** Start Given information **

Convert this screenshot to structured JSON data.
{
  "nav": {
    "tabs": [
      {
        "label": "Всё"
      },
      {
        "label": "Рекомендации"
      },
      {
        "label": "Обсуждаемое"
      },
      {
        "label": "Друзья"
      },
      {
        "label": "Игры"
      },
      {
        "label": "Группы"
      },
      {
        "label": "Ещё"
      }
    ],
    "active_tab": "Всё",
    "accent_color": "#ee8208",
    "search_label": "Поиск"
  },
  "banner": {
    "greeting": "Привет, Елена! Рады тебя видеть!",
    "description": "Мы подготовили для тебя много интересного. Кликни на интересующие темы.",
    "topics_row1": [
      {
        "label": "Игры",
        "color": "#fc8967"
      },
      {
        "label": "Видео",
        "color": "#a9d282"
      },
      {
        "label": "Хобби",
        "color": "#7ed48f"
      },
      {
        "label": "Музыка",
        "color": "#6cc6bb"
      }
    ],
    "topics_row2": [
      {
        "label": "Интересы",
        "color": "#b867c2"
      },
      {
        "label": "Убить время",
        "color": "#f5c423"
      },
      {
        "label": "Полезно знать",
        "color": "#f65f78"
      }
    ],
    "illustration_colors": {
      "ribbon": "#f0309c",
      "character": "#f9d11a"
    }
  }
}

** End Given information **

- _Challenge_:
Please quote the records above exactly, without skipping a line.

- _Output_:
Convert this screenshot to structured JSON data.
{
  "nav": {
    "tabs": [
      {
        "label": "Всё"
      },
      {
        "label": "Рекомендации"
      },
      {
        "label": "Обсуждаемое"
      },
      {
        "label": "Друзья"
      },
      {
        "label": "Игры"
      },
      {
        "label": "Группы"
      },
      {
        "label": "Ещё"
      }
    ],
    "active_tab": "Всё",
    "accent_color": "#ee8208",
    "search_label": "Поиск"
  },
  "banner": {
    "greeting": "Привет, Елена! Рады тебя видеть!",
    "description": "Мы подготовили для тебя много интересного. Кликни на интересующие темы.",
    "topics_row1": [
      {
        "label": "Игры",
        "color": "#fc8967"
      },
      {
        "label": "Видео",
        "color": "#a9d282"
      },
      {
        "label": "Хобби",
        "color": "#7ed48f"
      },
      {
        "label": "Музыка",
        "color": "#6cc6bb"
      }
    ],
    "topics_row2": [
      {
        "label": "Интересы",
        "color": "#b867c2"
      },
      {
        "label": "Убить время",
        "color": "#f5c423"
      },
      {
        "label": "Полезно знать",
        "color": "#f65f78"
      }
    ],
    "illustration_colors": {
      "ribbon": "#f0309c",
      "character": "#f9d11a"
    }
  }
}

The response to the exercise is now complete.